*Text block*
——

Bird flu: Quarantine worries
2004-08-06 08:52
Somerset East - Concerns are growing over the avian flu (also known as bird flu) that is spreading quickly in the area, but few visible measures were in place in the quarantine area by Thursday to contain the spread of this possibly deadly disease.
Although Agriculture Minister Thoko Didiza ordered nine roadblocks at a meeting in Bisho on Wednesday, several media teams drove to the farm Voorspoed, where the disease first broke out, without encountering a single roadblock.
Responding to queries, a spokesperson for the national department of agriculture, Segoati Mahlangu, said the roadblocks were "in the process of being erected by the police and defence force".
Meanwhile, the quarantine area has been increased from a 10km to 30km radius from the first two infected farms. Fifteen farms, where thousands of ostriches and several domestic chickens are kept, fall within this quarantine area.
All indications are that ostriches on a third farm, which borders on those of Syd Birch in the Middleton district, also contracted the dreaded avian flu although blood tests have not confirmed this.
Farmers who attended a meeting between the police, defence force, veterinarians and the department of agriculture in the town on Thursday said the latest farm belongs a farmer who owns about 2 000 ostriches.
An emotional ostrich farmer, who farms within the quarantine area, said he stood up in the meeting and insisted that all infected birds be killed before the disease spreads to the rest of the district.
"Must I simply wait until my birds are also infected? There are about 30 000 ostriches in the immediate area and we have to spend at least R2 500 per day on feed for the ostriches without knowing whether we have to cut their throats in a few days' time," the farmer, who does not want to be named, said.

——

*Questions to answer*
**A.** Can you extract the stretch of the bird flu article from "Farmers who attended" through "be named, said."?
**B.** How would you render this sentence from the bird flu article in Spanish: "Fifteen farms, where thousands of ostriches and several domestic chickens are kept, fall within this quarantine area."
**C.** Proceed with the bird flu article from the point where it stops.

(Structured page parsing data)
——

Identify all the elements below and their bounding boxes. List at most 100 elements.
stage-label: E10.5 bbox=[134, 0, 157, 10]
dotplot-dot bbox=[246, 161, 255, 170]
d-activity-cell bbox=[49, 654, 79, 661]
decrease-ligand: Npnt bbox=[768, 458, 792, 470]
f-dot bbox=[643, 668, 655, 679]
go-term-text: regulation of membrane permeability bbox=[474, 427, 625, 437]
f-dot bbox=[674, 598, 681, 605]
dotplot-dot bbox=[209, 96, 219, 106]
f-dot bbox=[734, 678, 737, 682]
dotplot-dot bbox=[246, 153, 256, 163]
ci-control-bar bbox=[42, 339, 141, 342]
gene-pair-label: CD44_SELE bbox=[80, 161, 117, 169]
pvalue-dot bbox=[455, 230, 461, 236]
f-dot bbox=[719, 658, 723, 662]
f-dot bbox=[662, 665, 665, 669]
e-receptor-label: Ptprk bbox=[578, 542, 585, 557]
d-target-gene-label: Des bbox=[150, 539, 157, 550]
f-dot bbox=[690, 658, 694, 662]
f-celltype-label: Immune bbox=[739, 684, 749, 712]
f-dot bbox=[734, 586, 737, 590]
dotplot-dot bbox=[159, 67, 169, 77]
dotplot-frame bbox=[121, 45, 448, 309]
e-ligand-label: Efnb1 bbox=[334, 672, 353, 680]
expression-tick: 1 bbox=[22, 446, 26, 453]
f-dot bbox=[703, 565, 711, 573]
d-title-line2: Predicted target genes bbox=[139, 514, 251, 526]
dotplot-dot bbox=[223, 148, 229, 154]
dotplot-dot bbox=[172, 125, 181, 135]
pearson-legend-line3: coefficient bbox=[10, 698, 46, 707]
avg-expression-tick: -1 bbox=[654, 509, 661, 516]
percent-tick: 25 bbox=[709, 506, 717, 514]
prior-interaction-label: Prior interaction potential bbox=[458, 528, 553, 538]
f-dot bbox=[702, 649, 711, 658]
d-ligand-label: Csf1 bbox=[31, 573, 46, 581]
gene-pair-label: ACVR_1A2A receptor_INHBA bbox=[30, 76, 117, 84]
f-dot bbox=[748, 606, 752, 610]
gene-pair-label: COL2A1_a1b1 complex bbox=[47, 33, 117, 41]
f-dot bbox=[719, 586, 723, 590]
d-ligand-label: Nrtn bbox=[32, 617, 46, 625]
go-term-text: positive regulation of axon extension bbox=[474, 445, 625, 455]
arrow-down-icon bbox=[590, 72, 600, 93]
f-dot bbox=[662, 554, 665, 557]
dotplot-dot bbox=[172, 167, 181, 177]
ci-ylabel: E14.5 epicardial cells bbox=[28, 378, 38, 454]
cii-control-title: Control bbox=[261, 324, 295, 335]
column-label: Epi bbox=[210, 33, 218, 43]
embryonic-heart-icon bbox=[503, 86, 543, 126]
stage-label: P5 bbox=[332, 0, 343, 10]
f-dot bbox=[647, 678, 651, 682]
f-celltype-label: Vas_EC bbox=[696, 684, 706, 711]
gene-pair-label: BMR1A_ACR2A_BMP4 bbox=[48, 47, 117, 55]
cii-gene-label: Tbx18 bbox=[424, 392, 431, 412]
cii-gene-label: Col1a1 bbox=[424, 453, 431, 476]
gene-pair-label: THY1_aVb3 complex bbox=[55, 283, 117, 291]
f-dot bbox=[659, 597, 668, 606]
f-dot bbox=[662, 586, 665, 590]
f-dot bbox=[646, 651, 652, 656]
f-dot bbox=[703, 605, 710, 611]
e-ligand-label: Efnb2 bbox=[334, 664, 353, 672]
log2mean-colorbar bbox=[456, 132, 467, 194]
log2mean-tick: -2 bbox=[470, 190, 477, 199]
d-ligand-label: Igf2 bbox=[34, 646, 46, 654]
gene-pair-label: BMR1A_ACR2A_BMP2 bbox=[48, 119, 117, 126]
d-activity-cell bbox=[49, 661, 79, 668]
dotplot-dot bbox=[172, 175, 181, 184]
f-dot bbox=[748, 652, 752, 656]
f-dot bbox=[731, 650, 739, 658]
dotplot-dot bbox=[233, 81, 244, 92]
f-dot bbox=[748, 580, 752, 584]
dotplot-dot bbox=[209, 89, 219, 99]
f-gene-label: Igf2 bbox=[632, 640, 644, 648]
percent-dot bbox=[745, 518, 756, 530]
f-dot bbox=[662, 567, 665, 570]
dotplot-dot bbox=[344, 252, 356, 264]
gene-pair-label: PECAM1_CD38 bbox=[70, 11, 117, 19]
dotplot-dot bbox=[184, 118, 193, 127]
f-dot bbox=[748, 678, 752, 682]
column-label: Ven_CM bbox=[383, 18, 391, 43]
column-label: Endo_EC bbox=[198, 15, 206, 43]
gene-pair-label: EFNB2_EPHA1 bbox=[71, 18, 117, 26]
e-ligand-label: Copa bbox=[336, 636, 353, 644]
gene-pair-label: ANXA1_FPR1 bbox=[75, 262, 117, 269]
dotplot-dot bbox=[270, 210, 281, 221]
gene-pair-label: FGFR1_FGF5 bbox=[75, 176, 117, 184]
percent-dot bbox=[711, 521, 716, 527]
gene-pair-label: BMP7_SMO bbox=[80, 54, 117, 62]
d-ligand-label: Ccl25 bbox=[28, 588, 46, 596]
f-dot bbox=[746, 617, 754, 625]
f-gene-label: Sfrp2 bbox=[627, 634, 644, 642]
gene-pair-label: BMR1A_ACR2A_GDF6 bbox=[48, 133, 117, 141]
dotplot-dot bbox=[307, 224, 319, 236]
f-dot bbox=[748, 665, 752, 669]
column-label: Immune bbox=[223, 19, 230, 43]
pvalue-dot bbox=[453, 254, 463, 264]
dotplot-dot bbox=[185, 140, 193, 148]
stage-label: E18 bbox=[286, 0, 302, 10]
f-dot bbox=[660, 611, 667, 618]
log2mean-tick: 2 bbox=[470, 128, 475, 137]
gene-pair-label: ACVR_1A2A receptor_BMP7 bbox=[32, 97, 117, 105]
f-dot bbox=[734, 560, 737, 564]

——

*Answers to this exercise*
**A.**
Farmers who attended a meeting between the police, defence force, veterinarians and the department of agriculture in the town on Thursday said the latest farm belongs a farmer who owns about 2 000 ostriches.
An emotional ostrich farmer, who farms within the quarantine area, said he stood up in the meeting and insisted that all infected birds be killed before the disease spreads to the rest of the district.
"Must I simply wait until my birds are also infected? There are about 30 000 ostriches in the immediate area and we have to spend at least R2 500 per day on feed for the ostriches without knowing whether we have to cut their throats in a few days' time," the farmer, who does not want to be named, said.

**B.** Quince granjas, donde se mantienen miles de avestruces y varias gallinas domésticas, se encuentran dentro de esta zona de cuarentena.

**C.**
Birch's 8 000 ostriches, all of them infected already, will have to be put down if tests reveal that this specific avian flu strain carries the high pathogenic virus.
Mahlangu said Birch would probably be compensated for his losses under the Animal Disease Control Act.
"Our strategy to contain the disease will largely depend on the test results from the samples we took on the farms. We made it clear to the laboratories that the results are urgently needed," Mahlangu said.
A veterinarian who attended the meeting said a vaccine could be put together only once the results of the tests were available since all strains of avian flu were different.
Mahlangu couldn't say when the test results would be available. He said blood tests would be performed on all the ostriches in the quarantine area.
Contact with infected birds could see the disease spreading to humans.
Zirk Louw, an ostrich farmer in the district, said measures to prevent the spread of the disease include preventing the movement of all poultry out of the quarantine area, washing down cars before they leave the farms and wearing protective clothing and masks when working with the birds.
Louw said the region in which the quarantine area falls is mainly used for ostrich farming and is seen as one of the biggest ostrich farming regions in the Eastern Cape.